** Begin **

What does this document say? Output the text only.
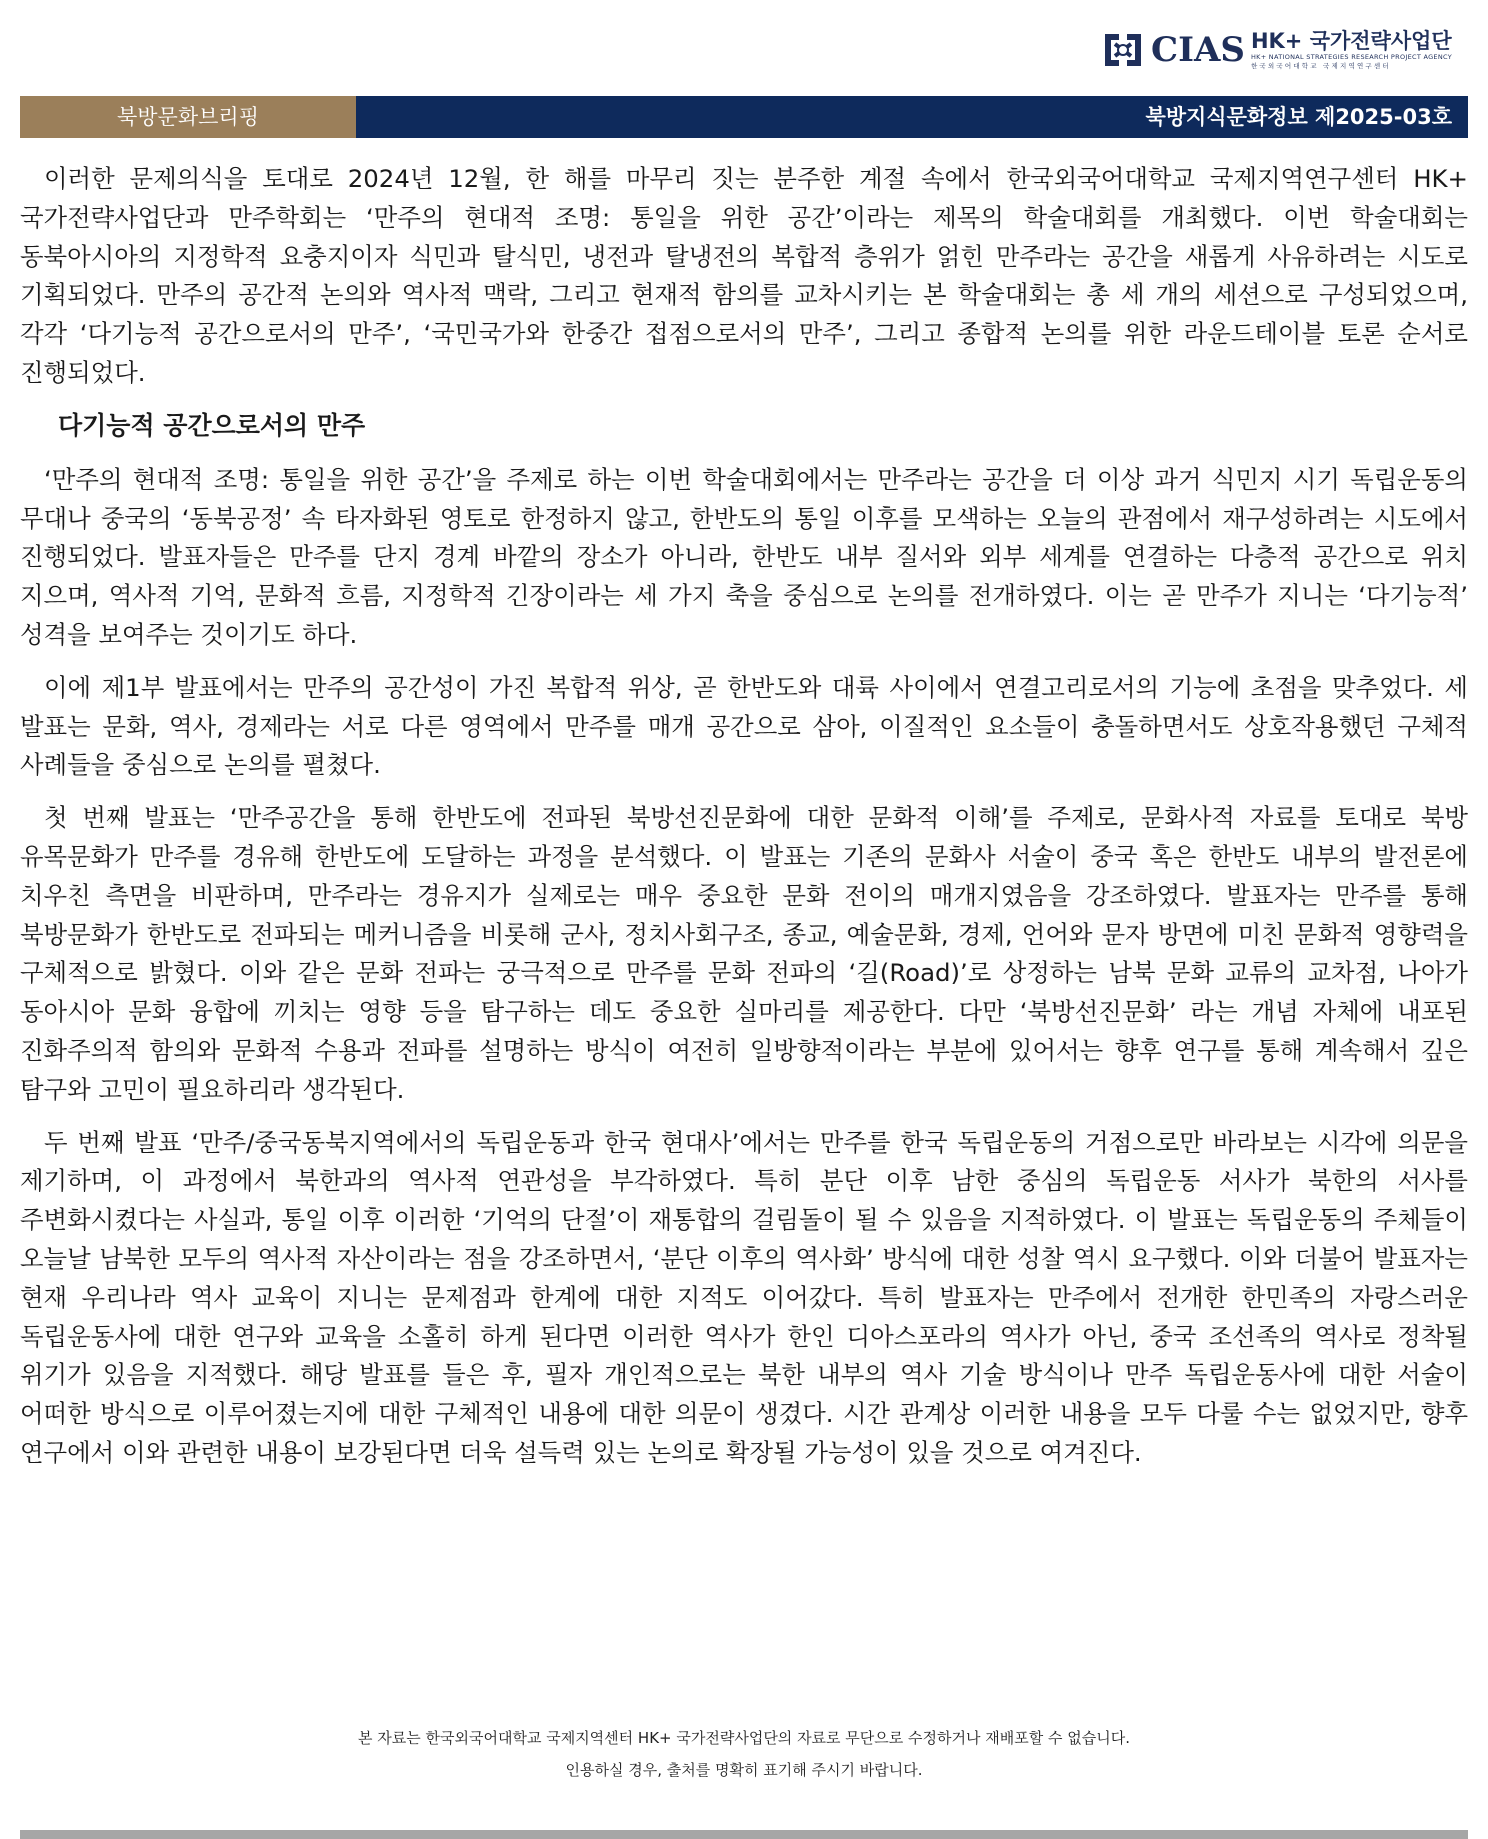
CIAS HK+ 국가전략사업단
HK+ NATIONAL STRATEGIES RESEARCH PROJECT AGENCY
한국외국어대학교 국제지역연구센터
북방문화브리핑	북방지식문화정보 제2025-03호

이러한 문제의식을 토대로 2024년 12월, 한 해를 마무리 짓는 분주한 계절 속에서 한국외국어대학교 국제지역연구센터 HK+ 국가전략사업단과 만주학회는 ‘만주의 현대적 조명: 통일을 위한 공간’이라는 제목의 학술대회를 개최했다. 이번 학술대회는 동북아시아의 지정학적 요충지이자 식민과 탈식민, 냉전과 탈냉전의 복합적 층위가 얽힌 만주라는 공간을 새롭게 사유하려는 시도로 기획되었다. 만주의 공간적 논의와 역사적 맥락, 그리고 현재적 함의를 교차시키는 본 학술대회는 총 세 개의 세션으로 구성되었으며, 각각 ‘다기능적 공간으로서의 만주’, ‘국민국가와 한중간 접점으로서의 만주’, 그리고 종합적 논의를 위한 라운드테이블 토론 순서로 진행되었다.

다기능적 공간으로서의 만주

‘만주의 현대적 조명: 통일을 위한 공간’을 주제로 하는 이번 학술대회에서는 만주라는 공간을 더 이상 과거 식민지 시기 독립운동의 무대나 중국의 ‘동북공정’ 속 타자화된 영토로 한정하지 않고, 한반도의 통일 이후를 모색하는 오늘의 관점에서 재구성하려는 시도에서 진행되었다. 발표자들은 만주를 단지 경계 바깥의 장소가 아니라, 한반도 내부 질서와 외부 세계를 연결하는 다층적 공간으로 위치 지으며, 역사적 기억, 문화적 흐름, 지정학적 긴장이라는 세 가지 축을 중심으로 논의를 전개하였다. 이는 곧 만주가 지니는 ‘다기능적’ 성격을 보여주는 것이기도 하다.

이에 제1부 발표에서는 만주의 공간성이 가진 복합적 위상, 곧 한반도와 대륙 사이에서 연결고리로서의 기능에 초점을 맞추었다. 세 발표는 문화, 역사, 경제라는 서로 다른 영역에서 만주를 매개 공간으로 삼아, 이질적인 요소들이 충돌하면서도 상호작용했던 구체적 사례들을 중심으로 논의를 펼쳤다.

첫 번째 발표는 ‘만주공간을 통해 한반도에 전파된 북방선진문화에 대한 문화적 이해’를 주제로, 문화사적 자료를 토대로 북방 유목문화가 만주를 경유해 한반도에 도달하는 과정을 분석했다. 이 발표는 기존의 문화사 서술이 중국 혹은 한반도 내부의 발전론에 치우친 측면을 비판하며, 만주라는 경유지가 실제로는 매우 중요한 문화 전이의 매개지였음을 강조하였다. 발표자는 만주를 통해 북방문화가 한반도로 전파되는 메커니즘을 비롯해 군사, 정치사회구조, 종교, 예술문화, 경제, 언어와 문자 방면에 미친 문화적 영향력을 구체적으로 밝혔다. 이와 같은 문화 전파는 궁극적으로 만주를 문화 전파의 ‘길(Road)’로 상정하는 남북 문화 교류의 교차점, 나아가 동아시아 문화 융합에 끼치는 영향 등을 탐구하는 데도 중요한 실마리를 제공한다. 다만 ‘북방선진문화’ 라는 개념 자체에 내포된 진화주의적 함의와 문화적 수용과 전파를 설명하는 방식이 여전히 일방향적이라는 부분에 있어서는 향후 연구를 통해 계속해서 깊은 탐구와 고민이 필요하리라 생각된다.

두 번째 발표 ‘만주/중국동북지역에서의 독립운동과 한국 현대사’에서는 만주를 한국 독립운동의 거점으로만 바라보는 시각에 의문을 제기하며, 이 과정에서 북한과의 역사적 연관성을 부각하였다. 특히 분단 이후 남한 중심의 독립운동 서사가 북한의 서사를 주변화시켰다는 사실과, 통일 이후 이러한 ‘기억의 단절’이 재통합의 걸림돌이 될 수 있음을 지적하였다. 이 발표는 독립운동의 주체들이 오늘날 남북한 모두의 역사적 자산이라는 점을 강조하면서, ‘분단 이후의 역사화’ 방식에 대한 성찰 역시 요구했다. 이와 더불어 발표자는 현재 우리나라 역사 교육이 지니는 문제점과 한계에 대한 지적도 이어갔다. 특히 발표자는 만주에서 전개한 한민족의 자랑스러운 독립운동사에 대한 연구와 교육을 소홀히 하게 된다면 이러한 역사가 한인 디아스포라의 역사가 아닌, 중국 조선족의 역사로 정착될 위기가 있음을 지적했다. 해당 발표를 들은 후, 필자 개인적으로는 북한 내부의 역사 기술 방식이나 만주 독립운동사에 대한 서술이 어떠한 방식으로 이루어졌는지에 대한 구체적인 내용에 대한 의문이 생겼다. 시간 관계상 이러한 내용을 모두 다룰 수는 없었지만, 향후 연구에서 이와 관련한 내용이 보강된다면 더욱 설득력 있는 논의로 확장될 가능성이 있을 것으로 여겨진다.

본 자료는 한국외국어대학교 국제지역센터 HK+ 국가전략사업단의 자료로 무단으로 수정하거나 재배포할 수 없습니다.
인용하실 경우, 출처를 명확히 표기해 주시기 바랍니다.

** End **
** Begin **

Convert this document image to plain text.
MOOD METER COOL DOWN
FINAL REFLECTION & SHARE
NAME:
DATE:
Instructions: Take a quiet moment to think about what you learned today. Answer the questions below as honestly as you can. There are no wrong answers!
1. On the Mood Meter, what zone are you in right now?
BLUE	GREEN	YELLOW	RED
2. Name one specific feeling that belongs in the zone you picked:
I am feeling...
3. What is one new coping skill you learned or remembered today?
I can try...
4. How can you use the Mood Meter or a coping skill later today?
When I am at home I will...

** End **

[SHORT PROBLEM] Copy out every line where the word "feeling" occurs.

[EXERCISE OUTPUT]
2. Name one specific feeling that belongs in the zone you picked:
I am feeling...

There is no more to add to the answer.